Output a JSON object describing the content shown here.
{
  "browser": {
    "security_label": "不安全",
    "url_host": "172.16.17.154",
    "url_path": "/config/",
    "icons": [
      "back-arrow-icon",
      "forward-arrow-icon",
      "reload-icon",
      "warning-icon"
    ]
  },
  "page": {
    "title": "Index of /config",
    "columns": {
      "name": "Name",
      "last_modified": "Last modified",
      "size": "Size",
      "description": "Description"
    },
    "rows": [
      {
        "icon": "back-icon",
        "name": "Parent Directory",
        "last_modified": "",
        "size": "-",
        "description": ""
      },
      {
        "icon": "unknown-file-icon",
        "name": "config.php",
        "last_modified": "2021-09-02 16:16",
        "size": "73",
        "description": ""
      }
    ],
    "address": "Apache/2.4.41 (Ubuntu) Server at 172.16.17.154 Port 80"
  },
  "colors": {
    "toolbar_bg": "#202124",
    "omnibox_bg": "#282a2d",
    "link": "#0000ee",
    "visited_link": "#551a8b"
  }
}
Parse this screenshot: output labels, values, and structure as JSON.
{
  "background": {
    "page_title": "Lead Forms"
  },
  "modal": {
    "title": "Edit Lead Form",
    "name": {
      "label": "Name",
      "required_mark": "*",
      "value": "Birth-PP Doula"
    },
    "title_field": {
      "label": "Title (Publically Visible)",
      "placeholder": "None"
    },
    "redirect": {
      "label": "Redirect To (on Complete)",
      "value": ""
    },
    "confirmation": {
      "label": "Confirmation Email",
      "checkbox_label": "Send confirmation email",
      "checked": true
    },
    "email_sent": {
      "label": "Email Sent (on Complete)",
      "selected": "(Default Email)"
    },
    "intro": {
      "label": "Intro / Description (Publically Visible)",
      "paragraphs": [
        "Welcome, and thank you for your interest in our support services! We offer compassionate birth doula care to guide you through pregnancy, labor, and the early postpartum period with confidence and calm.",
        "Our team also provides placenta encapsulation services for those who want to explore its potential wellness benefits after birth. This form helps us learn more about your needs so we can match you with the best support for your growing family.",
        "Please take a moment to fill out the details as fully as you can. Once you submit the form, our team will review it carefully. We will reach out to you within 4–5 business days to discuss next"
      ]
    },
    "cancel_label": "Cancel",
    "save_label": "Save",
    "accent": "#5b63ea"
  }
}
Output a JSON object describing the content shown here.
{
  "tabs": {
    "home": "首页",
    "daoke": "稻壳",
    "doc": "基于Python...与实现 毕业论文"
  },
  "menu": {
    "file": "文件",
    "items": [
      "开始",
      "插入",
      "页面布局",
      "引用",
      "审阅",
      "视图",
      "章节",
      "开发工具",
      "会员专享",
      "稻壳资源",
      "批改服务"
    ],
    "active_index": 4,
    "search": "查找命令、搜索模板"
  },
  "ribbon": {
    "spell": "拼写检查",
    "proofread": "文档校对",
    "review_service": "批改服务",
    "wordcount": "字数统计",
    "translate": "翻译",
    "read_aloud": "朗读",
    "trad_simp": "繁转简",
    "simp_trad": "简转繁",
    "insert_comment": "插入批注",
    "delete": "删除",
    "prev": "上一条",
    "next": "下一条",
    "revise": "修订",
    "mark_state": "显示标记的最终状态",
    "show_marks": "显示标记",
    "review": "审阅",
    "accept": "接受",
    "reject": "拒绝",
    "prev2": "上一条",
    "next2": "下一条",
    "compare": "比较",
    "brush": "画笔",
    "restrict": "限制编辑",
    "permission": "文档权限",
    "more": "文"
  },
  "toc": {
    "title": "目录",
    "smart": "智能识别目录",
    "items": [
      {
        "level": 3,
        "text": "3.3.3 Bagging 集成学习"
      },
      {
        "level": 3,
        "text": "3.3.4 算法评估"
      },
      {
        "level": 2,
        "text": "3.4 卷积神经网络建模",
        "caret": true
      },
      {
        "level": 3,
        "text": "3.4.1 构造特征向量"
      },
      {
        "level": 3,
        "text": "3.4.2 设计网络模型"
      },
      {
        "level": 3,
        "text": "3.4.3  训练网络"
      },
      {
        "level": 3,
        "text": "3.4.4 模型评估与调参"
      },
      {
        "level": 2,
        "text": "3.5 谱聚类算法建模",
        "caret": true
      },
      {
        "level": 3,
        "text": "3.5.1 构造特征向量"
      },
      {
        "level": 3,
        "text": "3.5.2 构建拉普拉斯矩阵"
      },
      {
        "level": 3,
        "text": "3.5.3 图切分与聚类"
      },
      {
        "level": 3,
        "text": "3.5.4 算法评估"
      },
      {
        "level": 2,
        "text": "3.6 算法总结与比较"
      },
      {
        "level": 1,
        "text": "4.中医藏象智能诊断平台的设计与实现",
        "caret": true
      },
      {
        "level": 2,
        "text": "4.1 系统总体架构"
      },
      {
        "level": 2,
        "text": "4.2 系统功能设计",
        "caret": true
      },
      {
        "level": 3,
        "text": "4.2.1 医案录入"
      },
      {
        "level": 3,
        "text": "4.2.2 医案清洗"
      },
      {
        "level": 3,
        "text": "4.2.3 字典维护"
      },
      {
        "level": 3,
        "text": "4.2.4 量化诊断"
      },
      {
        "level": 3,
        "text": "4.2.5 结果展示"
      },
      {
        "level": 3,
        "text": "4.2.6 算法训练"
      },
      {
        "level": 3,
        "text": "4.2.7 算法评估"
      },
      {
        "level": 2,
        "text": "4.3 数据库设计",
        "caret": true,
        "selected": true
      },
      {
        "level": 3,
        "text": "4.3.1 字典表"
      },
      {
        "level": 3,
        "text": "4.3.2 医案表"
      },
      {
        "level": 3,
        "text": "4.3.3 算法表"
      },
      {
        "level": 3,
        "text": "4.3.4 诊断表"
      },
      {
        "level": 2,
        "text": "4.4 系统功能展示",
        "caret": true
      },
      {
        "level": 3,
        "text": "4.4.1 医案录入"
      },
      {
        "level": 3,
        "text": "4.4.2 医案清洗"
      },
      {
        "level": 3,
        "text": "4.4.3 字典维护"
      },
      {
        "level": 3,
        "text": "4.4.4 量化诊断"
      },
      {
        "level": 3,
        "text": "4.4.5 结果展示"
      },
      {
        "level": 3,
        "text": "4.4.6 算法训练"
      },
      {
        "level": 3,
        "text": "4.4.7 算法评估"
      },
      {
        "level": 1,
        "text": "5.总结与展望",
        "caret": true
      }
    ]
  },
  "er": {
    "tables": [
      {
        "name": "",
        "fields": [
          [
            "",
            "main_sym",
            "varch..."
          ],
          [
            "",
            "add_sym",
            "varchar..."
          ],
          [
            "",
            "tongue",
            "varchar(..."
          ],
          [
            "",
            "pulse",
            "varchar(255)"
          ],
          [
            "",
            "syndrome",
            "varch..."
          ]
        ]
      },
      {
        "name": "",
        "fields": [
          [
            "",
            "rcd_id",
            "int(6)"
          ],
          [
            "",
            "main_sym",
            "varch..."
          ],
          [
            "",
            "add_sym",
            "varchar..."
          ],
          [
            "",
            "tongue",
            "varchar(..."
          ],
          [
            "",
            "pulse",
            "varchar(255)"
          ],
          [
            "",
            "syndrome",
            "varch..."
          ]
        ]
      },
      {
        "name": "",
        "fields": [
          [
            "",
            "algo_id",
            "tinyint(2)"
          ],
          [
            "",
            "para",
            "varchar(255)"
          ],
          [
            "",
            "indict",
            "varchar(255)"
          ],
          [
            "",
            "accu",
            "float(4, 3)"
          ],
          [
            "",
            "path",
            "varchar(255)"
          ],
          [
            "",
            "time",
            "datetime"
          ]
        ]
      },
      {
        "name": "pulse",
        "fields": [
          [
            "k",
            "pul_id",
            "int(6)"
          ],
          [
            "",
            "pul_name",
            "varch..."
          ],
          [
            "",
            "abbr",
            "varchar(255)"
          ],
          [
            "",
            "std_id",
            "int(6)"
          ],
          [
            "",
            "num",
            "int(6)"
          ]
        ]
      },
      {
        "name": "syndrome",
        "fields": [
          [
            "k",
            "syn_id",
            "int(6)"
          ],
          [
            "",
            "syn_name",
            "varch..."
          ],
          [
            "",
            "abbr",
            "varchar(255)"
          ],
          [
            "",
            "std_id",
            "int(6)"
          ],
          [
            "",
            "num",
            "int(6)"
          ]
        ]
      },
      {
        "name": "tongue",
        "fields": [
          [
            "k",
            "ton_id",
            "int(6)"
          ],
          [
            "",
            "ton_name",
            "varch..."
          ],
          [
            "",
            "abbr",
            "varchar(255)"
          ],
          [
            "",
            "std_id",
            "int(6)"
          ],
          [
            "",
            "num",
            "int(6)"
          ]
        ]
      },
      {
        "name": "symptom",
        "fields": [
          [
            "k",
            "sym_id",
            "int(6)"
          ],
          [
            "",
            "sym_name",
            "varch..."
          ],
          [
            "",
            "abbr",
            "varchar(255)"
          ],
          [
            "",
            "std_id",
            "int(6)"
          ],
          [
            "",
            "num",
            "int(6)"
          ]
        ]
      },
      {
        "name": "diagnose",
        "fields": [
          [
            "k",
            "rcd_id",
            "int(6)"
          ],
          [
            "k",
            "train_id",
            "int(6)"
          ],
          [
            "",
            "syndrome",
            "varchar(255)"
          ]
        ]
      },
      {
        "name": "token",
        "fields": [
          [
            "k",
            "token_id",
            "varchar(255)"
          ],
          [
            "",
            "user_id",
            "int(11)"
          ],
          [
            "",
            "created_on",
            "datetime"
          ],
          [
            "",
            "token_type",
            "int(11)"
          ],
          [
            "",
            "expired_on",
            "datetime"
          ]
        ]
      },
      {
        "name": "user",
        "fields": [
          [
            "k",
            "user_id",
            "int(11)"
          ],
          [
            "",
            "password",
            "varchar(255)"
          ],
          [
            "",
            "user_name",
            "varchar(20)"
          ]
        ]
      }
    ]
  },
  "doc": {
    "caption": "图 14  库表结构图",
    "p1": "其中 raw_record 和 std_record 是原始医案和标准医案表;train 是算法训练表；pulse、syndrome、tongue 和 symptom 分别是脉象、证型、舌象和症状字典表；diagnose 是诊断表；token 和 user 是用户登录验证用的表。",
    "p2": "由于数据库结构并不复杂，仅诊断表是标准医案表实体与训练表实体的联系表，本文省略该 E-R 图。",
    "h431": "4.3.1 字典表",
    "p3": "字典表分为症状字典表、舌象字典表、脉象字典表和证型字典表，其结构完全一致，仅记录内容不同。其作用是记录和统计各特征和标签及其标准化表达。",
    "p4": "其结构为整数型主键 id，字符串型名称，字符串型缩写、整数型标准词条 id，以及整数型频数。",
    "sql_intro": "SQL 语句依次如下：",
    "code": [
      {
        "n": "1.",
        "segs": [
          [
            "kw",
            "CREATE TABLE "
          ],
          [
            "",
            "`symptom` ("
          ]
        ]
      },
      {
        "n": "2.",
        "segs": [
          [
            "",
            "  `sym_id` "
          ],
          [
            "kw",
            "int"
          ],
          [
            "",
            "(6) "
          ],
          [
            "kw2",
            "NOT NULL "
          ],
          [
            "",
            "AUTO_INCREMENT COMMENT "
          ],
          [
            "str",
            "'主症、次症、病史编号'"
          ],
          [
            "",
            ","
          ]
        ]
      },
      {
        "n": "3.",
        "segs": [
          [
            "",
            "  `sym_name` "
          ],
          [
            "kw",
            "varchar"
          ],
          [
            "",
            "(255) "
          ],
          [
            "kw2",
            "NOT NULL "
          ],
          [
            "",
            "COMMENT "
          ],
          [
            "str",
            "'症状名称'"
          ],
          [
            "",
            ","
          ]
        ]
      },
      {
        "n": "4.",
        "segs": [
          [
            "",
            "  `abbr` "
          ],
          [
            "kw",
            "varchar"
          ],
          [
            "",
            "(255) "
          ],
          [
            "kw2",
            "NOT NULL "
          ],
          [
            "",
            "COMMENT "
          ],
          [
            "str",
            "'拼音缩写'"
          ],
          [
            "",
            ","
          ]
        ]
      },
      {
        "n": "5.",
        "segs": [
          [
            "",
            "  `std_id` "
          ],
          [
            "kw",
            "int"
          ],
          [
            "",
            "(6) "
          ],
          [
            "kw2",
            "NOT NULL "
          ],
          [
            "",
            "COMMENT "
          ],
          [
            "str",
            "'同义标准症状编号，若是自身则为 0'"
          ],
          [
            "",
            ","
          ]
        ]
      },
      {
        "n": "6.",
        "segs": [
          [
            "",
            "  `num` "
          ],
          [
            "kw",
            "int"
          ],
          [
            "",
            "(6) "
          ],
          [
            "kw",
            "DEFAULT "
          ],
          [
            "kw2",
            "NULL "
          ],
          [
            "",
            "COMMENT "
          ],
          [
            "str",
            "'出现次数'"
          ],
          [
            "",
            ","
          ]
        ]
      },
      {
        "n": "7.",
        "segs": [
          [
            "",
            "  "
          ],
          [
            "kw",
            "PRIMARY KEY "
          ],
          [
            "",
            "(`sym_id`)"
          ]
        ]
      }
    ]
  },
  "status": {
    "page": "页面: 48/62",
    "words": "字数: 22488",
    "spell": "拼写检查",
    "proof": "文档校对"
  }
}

○ ○ ○ ○ ○ ○ ○

Stated task:
Copy out each line of the records where the string "diagnose" appears.

Full output:
        "name": "diagnose",
    "p1": "其中 raw_record 和 std_record 是原始医案和标准医案表;train 是算法训练表；pulse、syndrome、tongue 和 symptom 分别是脉象、证型、舌象和症状字典表；diagnose 是诊断表；token 和 user 是用户登录验证用的表。",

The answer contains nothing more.